• [Entries provided]:
***

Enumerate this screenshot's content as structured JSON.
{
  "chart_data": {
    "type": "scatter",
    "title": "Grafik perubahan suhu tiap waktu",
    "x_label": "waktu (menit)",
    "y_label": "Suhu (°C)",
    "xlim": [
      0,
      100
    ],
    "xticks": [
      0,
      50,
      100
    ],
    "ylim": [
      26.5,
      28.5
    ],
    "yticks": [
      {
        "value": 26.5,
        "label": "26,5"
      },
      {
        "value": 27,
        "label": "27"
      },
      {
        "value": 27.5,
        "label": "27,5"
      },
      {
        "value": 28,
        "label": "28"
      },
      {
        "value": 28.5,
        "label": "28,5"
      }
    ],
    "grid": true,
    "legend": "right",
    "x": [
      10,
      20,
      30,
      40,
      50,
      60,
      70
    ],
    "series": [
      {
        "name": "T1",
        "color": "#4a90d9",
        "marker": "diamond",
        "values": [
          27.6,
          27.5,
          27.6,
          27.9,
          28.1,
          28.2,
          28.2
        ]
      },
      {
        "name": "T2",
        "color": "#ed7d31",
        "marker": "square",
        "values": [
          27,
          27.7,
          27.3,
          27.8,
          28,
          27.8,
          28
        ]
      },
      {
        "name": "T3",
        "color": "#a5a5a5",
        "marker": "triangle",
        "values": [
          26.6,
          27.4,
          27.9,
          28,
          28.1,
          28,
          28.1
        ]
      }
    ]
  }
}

***

• [The request]: Copy every record exactly as presented.

• [Result of this exercise]:
Enumerate this screenshot's content as structured JSON.
{
  "chart_data": {
    "type": "scatter",
    "title": "Grafik perubahan suhu tiap waktu",
    "x_label": "waktu (menit)",
    "y_label": "Suhu (°C)",
    "xlim": [
      0,
      100
    ],
    "xticks": [
      0,
      50,
      100
    ],
    "ylim": [
      26.5,
      28.5
    ],
    "yticks": [
      {
        "value": 26.5,
        "label": "26,5"
      },
      {
        "value": 27,
        "label": "27"
      },
      {
        "value": 27.5,
        "label": "27,5"
      },
      {
        "value": 28,
        "label": "28"
      },
      {
        "value": 28.5,
        "label": "28,5"
      }
    ],
    "grid": true,
    "legend": "right",
    "x": [
      10,
      20,
      30,
      40,
      50,
      60,
      70
    ],
    "series": [
      {
        "name": "T1",
        "color": "#4a90d9",
        "marker": "diamond",
        "values": [
          27.6,
          27.5,
          27.6,
          27.9,
          28.1,
          28.2,
          28.2
        ]
      },
      {
        "name": "T2",
        "color": "#ed7d31",
        "marker": "square",
        "values": [
          27,
          27.7,
          27.3,
          27.8,
          28,
          27.8,
          28
        ]
      },
      {
        "name": "T3",
        "color": "#a5a5a5",
        "marker": "triangle",
        "values": [
          26.6,
          27.4,
          27.9,
          28,
          28.1,
          28,
          28.1
        ]
      }
    ]
  }
}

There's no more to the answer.